Everything from the line with "Serialize everything readable" through the last line of the records below should be copied exactly, both ends included.

** BEGIN THE INPUT **

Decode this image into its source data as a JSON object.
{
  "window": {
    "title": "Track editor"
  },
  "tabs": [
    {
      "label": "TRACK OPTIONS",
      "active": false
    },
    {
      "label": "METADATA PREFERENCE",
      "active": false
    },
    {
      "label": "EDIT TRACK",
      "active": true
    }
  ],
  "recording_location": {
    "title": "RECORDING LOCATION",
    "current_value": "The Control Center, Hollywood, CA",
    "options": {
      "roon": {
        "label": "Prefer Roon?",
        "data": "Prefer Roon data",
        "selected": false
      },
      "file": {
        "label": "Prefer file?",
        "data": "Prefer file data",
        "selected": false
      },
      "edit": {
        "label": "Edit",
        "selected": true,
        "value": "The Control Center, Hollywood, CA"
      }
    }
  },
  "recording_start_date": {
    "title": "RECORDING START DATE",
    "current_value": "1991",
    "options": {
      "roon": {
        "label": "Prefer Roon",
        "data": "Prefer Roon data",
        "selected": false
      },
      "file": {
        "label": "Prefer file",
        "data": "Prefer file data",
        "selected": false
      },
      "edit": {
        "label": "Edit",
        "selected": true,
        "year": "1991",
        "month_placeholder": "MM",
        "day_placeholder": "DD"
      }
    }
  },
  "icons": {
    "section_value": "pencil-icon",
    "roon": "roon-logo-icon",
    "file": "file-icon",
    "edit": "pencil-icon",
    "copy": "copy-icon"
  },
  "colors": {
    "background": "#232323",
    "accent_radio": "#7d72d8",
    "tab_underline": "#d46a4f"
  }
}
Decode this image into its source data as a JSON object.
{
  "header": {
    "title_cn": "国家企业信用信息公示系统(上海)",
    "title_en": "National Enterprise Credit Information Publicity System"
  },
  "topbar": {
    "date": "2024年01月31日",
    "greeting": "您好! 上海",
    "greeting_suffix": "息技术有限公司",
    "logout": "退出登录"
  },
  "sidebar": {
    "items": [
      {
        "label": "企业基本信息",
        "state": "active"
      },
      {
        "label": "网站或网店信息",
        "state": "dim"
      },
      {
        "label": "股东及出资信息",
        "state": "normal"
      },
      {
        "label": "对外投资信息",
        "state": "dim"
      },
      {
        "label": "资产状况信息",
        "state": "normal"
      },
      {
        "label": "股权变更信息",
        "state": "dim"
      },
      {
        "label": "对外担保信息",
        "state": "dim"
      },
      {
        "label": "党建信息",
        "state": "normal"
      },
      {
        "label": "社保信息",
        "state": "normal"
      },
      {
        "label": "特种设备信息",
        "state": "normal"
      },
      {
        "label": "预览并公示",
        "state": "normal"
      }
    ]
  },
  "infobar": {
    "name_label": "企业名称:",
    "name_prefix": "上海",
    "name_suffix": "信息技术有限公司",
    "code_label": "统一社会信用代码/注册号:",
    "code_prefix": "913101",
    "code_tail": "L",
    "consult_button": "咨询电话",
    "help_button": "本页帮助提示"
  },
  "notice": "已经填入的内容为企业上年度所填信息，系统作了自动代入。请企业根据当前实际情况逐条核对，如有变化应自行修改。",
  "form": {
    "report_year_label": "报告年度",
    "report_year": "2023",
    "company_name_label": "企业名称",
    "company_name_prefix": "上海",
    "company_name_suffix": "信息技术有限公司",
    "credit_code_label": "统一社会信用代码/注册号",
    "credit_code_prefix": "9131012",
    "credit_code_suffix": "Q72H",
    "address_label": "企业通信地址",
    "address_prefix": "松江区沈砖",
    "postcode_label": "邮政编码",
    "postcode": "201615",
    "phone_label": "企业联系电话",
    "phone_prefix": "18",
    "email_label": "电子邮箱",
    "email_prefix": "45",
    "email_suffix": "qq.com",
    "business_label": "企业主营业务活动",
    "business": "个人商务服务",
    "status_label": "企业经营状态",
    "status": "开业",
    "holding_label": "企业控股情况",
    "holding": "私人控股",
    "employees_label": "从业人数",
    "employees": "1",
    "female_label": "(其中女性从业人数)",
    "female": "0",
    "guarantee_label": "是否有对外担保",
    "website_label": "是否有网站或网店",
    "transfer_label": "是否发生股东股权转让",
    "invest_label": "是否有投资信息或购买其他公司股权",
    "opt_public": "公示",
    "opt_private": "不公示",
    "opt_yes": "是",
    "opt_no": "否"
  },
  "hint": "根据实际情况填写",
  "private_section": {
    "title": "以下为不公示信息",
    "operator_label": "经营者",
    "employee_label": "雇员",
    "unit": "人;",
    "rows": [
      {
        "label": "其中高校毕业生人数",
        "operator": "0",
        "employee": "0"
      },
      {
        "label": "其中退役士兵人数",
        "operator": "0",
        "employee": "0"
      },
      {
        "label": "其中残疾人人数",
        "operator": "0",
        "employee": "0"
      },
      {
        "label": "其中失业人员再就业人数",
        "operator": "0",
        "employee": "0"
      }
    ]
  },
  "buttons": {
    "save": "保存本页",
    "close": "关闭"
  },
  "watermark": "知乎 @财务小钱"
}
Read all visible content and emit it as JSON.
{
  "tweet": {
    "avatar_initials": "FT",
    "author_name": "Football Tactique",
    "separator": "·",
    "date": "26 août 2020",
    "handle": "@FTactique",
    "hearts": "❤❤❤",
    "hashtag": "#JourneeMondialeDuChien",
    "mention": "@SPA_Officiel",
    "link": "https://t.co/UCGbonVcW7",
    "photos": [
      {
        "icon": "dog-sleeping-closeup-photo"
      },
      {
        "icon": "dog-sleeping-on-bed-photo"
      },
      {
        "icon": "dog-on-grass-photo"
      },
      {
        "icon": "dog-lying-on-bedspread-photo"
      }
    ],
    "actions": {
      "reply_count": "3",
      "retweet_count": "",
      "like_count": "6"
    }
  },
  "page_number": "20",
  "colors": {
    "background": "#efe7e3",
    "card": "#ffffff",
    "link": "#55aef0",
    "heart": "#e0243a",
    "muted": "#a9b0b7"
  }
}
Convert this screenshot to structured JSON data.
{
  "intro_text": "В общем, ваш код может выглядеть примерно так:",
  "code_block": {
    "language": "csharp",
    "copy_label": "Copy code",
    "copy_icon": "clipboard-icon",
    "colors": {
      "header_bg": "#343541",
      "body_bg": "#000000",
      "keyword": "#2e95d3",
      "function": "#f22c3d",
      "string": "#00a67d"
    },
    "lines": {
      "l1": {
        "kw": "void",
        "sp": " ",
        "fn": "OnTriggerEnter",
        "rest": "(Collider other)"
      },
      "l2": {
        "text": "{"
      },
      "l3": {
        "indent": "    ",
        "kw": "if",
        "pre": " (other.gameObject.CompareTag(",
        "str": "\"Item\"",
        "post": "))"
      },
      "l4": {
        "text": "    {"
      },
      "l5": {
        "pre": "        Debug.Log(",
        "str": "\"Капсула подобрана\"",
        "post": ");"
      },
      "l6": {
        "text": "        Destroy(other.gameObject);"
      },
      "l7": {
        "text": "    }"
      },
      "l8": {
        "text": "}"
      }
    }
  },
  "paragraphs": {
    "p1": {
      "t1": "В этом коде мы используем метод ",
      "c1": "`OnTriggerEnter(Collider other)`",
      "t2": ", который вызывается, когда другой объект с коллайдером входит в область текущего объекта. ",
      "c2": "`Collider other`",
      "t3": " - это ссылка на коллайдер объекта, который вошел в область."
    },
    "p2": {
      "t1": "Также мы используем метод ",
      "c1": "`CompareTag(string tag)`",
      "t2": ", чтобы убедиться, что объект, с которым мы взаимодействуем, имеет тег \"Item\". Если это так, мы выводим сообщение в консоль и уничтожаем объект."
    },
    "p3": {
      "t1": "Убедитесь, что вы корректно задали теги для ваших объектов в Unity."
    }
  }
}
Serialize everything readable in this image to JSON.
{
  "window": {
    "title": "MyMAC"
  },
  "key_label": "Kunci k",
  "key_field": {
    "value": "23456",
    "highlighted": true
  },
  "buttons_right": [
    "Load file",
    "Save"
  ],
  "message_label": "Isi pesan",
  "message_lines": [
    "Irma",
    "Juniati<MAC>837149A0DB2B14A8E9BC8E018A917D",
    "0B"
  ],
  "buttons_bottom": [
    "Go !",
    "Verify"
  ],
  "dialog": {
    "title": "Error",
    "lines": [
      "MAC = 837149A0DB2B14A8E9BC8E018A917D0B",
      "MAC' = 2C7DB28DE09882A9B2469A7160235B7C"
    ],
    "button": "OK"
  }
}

** END THE INPUT **

• **EXERCISE RESPONSE**:
Serialize everything readable in this image to JSON.
{
  "window": {
    "title": "MyMAC"
  },
  "key_label": "Kunci k",
  "key_field": {
    "value": "23456",
    "highlighted": true
  },
  "buttons_right": [
    "Load file",
    "Save"
  ],
  "message_label": "Isi pesan",
  "message_lines": [
    "Irma",
    "Juniati<MAC>837149A0DB2B14A8E9BC8E018A917D",
    "0B"
  ],
  "buttons_bottom": [
    "Go !",
    "Verify"
  ],
  "dialog": {
    "title": "Error",
    "lines": [
      "MAC = 837149A0DB2B14A8E9BC8E018A917D0B",
      "MAC' = 2C7DB28DE09882A9B2469A7160235B7C"
    ],
    "button": "OK"
  }
}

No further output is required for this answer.